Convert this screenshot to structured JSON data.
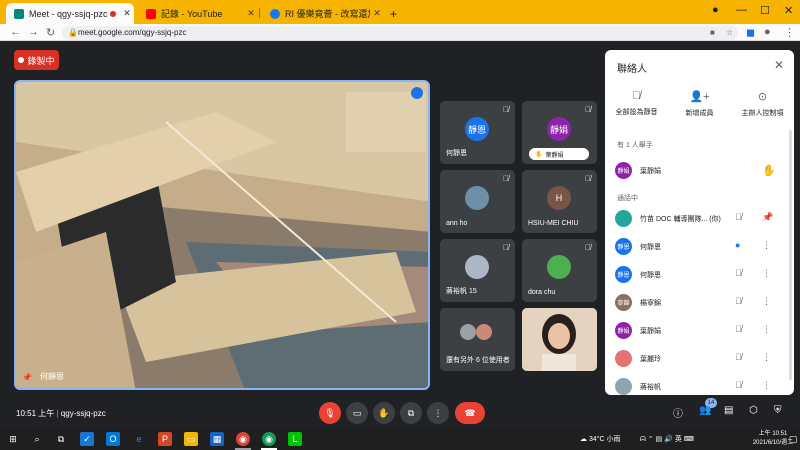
{
  "browser": {
    "tabs": [
      {
        "title": "Meet - qgy-ssjq-pzc",
        "favicon_color": "#00897b",
        "recording_dot": true
      },
      {
        "title": "記錄 - YouTube",
        "favicon_color": "#ff0000"
      },
      {
        "title": "RI 優樂竟薈 - 改寫還加主還會議",
        "favicon_color": "#1877f2"
      }
    ],
    "new_tab": "+",
    "url": "meet.google.com/qgy-ssjq-pzc"
  },
  "meet": {
    "recording_label": "錄製中",
    "main_speaker_name": "何靜恩",
    "tiles": [
      {
        "name": "何靜恩",
        "avatar_text": "靜恩",
        "avatar_color": "#1a73e8"
      },
      {
        "name": "葉靜娟",
        "avatar_text": "靜娟",
        "avatar_color": "#8e24aa",
        "hand_raised": true
      },
      {
        "name": "ann ho",
        "avatar_text": "",
        "avatar_color": "#6d8fa8"
      },
      {
        "name": "HSIU-MEI CHIU",
        "avatar_text": "H",
        "avatar_color": "#795548"
      },
      {
        "name": "蔣裕帆 15",
        "avatar_text": "",
        "avatar_color": "#aab7c4"
      },
      {
        "name": "dora chu",
        "avatar_text": "",
        "avatar_color": "#4caf50"
      },
      {
        "name": "還有另外 6 位使用者",
        "avatar_text": "",
        "avatar_color": "#9aa0a6"
      },
      {
        "name": "",
        "avatar_text": "",
        "avatar_color": "#c9a184",
        "self_view": true
      }
    ],
    "time": "10:51 上午",
    "meeting_code": "qgy-ssjq-pzc",
    "people_count": "14"
  },
  "panel": {
    "title": "聯絡人",
    "actions": [
      "全部設為靜音",
      "新增成員",
      "主辦人控制項"
    ],
    "raised_hand_label": "有 1 人舉手",
    "raised_hand_person": {
      "name": "葉靜娟",
      "avatar_text": "靜娟",
      "avatar_color": "#8e24aa"
    },
    "in_call_label": "通話中",
    "people": [
      {
        "name": "竹苗 DOC 輔導團隊... (你)",
        "avatar_text": "",
        "avatar_color": "#26a69a"
      },
      {
        "name": "何靜恩",
        "avatar_text": "靜恩",
        "avatar_color": "#1a73e8"
      },
      {
        "name": "何靜恩",
        "avatar_text": "靜恩",
        "avatar_color": "#1a73e8"
      },
      {
        "name": "楊寧錦",
        "avatar_text": "寧錦",
        "avatar_color": "#8d6e63"
      },
      {
        "name": "葉靜娟",
        "avatar_text": "靜娟",
        "avatar_color": "#8e24aa"
      },
      {
        "name": "葉麗玲",
        "avatar_text": "",
        "avatar_color": "#e57373"
      },
      {
        "name": "蔣裕帆",
        "avatar_text": "",
        "avatar_color": "#90a4ae"
      }
    ]
  },
  "taskbar": {
    "weather": "34°C 小雨",
    "ime": "英",
    "time": "上午 10:51",
    "date": "2021/6/10/週二"
  }
}
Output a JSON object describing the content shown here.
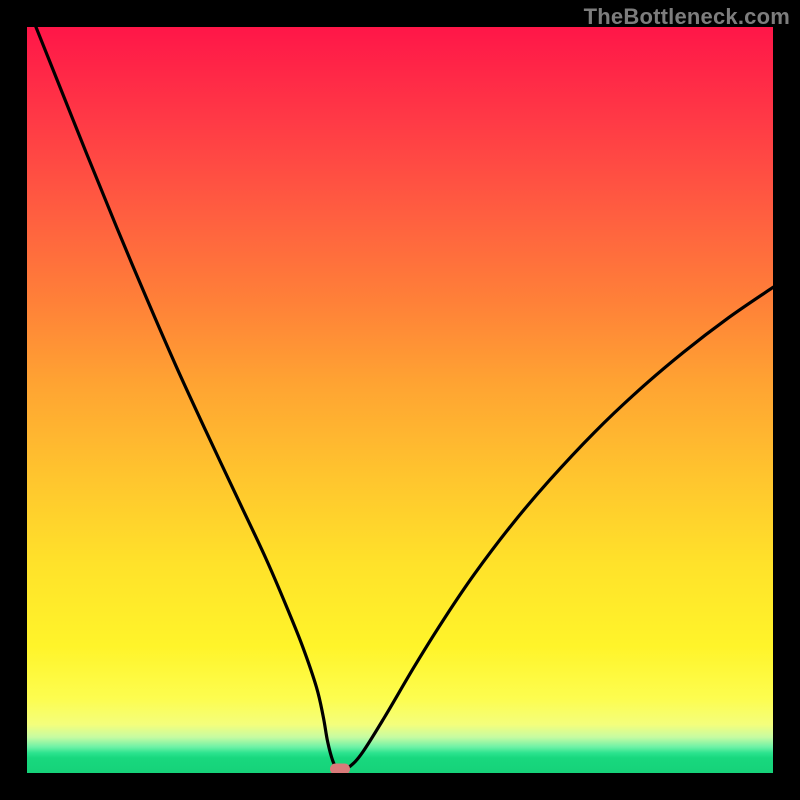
{
  "watermark": "TheBottleneck.com",
  "chart_data": {
    "type": "line",
    "title": "",
    "xlabel": "",
    "ylabel": "",
    "xlim": [
      0,
      100
    ],
    "ylim": [
      0,
      100
    ],
    "grid": false,
    "legend": false,
    "series": [
      {
        "name": "bottleneck-curve",
        "x": [
          0,
          2,
          5,
          8,
          12,
          16,
          20,
          24,
          28,
          32,
          35,
          37,
          38.8,
          39.7,
          40.3,
          41,
          41.6,
          42.3,
          43.3,
          45,
          48,
          52,
          56,
          60,
          65,
          70,
          76,
          82,
          88,
          94,
          100
        ],
        "y": [
          103,
          98,
          90.5,
          83,
          73.2,
          63.7,
          54.5,
          45.8,
          37.3,
          28.8,
          21.8,
          16.8,
          11.5,
          7.6,
          4.2,
          1.6,
          0.6,
          0.6,
          0.9,
          2.8,
          7.6,
          14.4,
          20.8,
          26.7,
          33.3,
          39.2,
          45.6,
          51.3,
          56.4,
          61.0,
          65.1
        ]
      }
    ],
    "marker": {
      "name": "sweet-spot-marker",
      "x": 42,
      "y": 0.6,
      "color": "#d97a7a"
    },
    "background": {
      "type": "vertical-gradient",
      "stops": [
        {
          "pos": 0,
          "color": "#ff1648"
        },
        {
          "pos": 0.48,
          "color": "#ffa432"
        },
        {
          "pos": 0.83,
          "color": "#fff42a"
        },
        {
          "pos": 1.0,
          "color": "#16d279"
        }
      ]
    }
  },
  "colors": {
    "frame": "#000000",
    "curve": "#000000",
    "marker": "#d97a7a",
    "watermark": "#7d7d7d"
  }
}
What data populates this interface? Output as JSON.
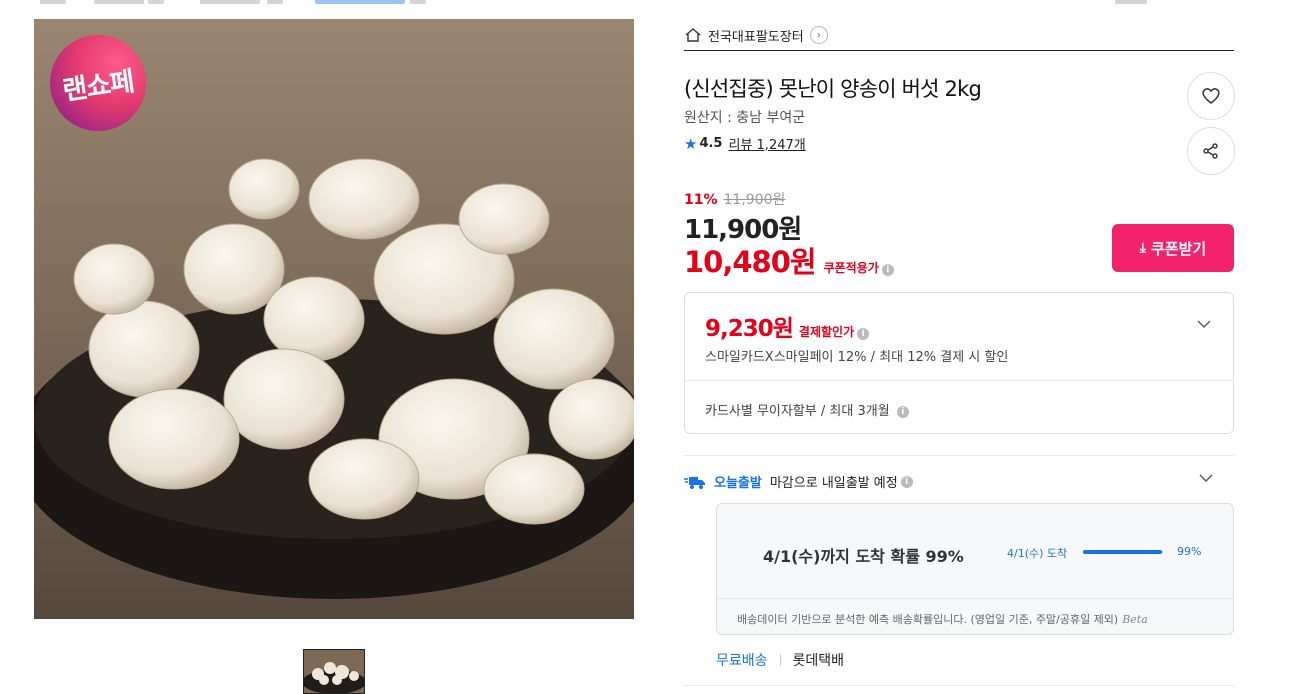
{
  "store": {
    "name": "전국대표팔도장터"
  },
  "product": {
    "title": "(신선집중) 못난이 양송이 버섯 2kg",
    "origin": "원산지 : 충남 부여군",
    "rating": "4.5",
    "reviews": "리뷰 1,247개",
    "badge_text": "랜쇼페"
  },
  "price": {
    "discount_pct": "11%",
    "original": "11,900원",
    "sale": "11,900원",
    "coupon_price": "10,480원",
    "coupon_label": "쿠폰적용가",
    "coupon_button": "쿠폰받기"
  },
  "benefits": {
    "pay_price": "9,230원",
    "pay_label": "결제할인가",
    "pay_desc": "스마일카드X스마일페이 12% / 최대 12% 결제 시 할인",
    "installment": "카드사별 무이자할부 / 최대 3개월"
  },
  "shipping": {
    "today_label": "오늘출발",
    "today_text": "마감으로 내일출발 예정",
    "predict_head": "4/1(수)까지 도착 확률 99%",
    "bar_label": "4/1(수) 도착",
    "bar_pct": "99%",
    "bar_value": 0.99,
    "note": "배송데이터 기반으로 분석한 예측 배송확률입니다. (영업일 기준, 주말/공휴일 제외)",
    "beta": "Beta",
    "free_label": "무료배송",
    "carrier": "롯데택배"
  },
  "colors": {
    "accent_red": "#e5001a",
    "coupon_pink": "#f2236b",
    "link_blue": "#1a73e8"
  },
  "icons": [
    "home-icon",
    "chevron-right-icon",
    "heart-icon",
    "share-icon",
    "star-icon",
    "download-icon",
    "info-icon",
    "chevron-down-icon",
    "truck-icon"
  ]
}
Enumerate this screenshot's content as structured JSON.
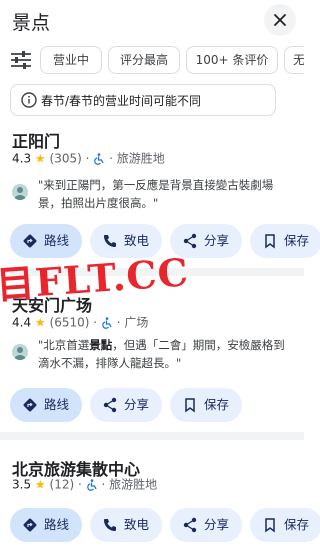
{
  "header": {
    "title": "景点"
  },
  "filters": {
    "chips": [
      "营业中",
      "评分最高",
      "100+ 条评价",
      "无"
    ]
  },
  "notice": {
    "text": "春节/春节的营业时间可能不同"
  },
  "places": [
    {
      "name": "正阳门",
      "rating": "4.3",
      "reviews": "(305)",
      "category": "旅游胜地",
      "review_before": "\"来到正陽門，第一反應是背景直接變古裝劇場景，拍照出片度很高。\"",
      "review_bold": "",
      "review_after": "",
      "actions": [
        "路线",
        "致电",
        "分享",
        "保存"
      ]
    },
    {
      "name": "天安门广场",
      "rating": "4.4",
      "reviews": "(6510)",
      "category": "广场",
      "review_before": "\"北京首選",
      "review_bold": "景點",
      "review_after": "，但遇「二會」期間，安檢嚴格到滴水不漏，排隊人龍超長。\"",
      "actions": [
        "路线",
        "分享",
        "保存"
      ]
    },
    {
      "name": "北京旅游集散中心",
      "rating": "3.5",
      "reviews": "(12)",
      "category": "旅游胜地",
      "actions": [
        "路线",
        "致电",
        "分享",
        "保存"
      ]
    }
  ],
  "watermark": "目FLT.CC",
  "colors": {
    "accent": "#1a73e8",
    "pill_bg": "#e8f0fe",
    "star": "#fbbc04",
    "watermark": "#e8131c"
  }
}
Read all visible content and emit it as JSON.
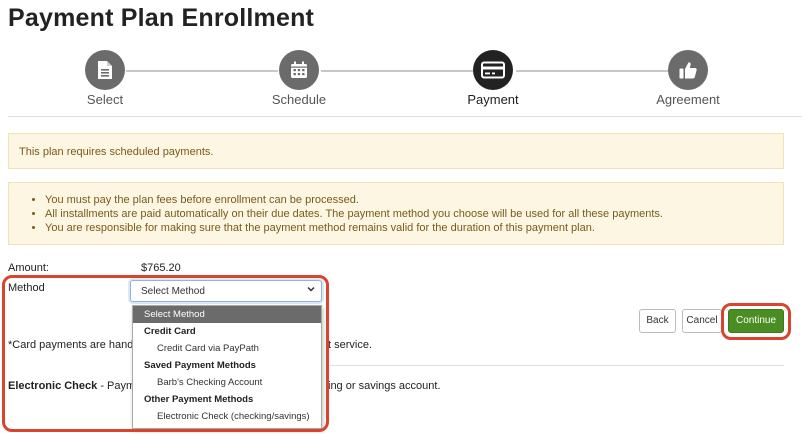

Goal =>
From the entries above, return each line with the word "watermark" in it.

Complete output =>
  "watermark": "TheBottleneck.com",
    "watermark": "#7d7d7d"
  "watermark": "目FLT.CC",
    "watermark": "#e8131c"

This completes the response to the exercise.